▶ _What to do_:
Continue the biography of footballer Wolfgang Seel that appears below, starting right after its last sentence.

* start Selection *

Wolfgang Seel

Personal information
- Date of birth: 21 June 1948 (age 78)
- Place of birth: Kirkel, Germany
- Height: 1.73 m (5 ft 8 in)
- Positions: Striker; midfielder;

Senior career*
- Years: Team / Apps / (Gls)
- 1966–1971: 1. FC Saarbrücken
- 1971–1973: 1. FC Kaiserslautern / 65 / (17)
- 1973–1982: Fortuna Düsseldorf / 284 / (59)
- 1982–1986: 1. FC Saarbrücken / 86 / (19)
- Total:  / 435 / (95)

International career
- 1974–1975: West Germany / 6 / (0)

Managerial career
- 1986: 1. FC Saarbrücken

= Wolfgang Seel =

German footballer

Wolfgang Seel (born 21 June 1948) is a German former footballer.

== Club career ==
He spent 12 seasons in the Bundesliga with 1. FC Kaiserslautern, Fortuna Düsseldorf and 1. FC Saarbrücken. In the West German top-flight, the 2. Bundesliga and the Regionalliga Seel played over 550 Matches.

In the 1979 DFB-Pokal Final, played on 23 June in Hanover against Hertha BSC, Seel scored the winning goal in Fortuna's 1–0 victory in the 116th minute. Seel intercepted a pass a Berlin defender had played back to his own goalkeeper, Norbert Nigbur, swerved around the lunging goaltender and scored with just four minutes to play in extra time. Under the rules in place at that time, had the game ended in a draw it would have been replayed several days later. Seel's goal earned Fortuna their first-ever Cup and made him a hero in Düsseldorf.

* end Selection *
* start Material shown *

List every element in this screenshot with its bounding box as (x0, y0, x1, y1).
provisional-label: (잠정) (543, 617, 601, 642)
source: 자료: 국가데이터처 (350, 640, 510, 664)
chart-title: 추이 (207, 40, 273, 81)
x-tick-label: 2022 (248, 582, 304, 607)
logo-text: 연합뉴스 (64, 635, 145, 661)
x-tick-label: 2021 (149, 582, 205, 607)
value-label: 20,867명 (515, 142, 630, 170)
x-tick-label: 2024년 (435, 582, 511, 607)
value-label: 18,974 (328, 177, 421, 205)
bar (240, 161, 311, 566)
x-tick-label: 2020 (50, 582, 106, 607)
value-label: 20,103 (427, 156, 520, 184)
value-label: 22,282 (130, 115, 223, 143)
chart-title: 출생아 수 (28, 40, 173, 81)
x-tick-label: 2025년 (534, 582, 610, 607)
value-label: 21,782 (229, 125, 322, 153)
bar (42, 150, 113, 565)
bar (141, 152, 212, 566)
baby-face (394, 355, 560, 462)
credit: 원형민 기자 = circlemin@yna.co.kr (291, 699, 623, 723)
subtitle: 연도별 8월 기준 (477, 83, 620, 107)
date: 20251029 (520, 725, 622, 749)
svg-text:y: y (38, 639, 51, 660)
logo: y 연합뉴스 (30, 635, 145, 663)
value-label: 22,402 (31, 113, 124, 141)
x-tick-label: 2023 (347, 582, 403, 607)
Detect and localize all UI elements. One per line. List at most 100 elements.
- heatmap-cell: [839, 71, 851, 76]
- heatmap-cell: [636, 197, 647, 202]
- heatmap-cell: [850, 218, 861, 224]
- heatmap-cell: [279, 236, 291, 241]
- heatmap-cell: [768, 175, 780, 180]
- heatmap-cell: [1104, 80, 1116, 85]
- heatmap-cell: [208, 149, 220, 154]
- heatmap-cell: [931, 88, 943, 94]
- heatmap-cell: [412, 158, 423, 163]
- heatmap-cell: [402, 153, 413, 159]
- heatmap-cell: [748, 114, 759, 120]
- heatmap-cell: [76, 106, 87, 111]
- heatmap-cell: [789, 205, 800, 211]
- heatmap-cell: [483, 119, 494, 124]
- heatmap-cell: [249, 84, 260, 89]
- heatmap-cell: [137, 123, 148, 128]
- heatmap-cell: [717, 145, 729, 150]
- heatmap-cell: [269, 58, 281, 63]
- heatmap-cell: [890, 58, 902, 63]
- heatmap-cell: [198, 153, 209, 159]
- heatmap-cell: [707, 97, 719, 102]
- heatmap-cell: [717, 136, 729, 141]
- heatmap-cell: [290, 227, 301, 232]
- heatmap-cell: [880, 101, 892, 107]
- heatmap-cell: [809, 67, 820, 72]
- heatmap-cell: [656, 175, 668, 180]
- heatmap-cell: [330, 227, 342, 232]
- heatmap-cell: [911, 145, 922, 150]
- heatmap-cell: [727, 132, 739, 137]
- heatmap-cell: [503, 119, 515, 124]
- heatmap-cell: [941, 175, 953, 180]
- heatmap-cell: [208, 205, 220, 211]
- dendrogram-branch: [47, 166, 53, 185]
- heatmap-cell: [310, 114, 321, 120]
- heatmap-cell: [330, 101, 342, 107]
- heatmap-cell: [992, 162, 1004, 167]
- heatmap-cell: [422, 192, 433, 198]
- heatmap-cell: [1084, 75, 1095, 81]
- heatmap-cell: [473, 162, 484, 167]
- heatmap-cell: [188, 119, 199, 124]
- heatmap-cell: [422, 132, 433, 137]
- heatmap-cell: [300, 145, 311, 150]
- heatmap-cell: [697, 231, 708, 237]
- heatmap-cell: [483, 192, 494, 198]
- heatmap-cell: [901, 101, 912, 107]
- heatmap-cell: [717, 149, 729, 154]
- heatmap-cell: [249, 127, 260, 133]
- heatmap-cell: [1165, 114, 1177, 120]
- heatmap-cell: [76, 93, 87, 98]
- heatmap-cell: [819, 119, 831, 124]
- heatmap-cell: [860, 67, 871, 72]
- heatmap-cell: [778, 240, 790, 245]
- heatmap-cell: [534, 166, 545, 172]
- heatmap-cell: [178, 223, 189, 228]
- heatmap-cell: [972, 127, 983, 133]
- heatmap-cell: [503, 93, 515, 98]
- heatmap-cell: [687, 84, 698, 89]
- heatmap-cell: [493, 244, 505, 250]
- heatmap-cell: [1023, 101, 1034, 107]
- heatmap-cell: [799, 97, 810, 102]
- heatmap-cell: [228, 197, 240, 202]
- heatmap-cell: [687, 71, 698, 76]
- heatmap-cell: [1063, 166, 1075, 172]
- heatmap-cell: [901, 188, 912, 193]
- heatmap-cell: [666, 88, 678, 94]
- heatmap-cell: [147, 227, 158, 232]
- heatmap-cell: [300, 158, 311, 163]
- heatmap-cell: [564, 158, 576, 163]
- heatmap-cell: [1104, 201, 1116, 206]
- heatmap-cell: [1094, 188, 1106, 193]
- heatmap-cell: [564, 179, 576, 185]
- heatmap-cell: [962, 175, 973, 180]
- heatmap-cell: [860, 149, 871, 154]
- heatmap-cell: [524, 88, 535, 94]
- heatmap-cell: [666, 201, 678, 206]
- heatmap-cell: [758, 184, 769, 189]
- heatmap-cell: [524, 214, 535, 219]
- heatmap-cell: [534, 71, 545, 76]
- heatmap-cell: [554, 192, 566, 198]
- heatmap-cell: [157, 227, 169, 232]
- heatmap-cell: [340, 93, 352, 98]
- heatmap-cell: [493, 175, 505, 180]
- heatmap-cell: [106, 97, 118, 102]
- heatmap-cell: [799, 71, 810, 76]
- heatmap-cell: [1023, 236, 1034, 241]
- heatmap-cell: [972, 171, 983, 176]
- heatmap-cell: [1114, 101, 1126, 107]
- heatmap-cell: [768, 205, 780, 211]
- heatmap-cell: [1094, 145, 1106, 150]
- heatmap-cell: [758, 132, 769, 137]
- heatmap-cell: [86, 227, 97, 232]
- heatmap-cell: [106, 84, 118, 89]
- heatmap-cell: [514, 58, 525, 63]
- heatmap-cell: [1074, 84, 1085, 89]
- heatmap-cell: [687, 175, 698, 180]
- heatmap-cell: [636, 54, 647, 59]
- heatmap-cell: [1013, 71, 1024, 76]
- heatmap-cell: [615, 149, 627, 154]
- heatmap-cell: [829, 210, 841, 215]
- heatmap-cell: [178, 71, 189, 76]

* end Material shown *

▶ _Response to this task_:
Wolfgang Seel also scored twice in Fortuna Düsseldorf's historic 7–1 win over FC Bayern München in the 1978/79 season, one of Fortuna Düsseldorf's highest-ever victories and one of the worst defeats in FC Bayern's history.

== International career ==
He represented West Germany six times. His caps include a UEFA Euro 1976 qualifier against Bulgaria and five friendlies.

==Honours==
- UEFA Cup Winners' Cup finalist: 1979.
- Bundesliga 3rd place: 1974.
- DFB-Pokal winner: 1979, 1980.
- DFB-Pokal finalist: 1972, 1978.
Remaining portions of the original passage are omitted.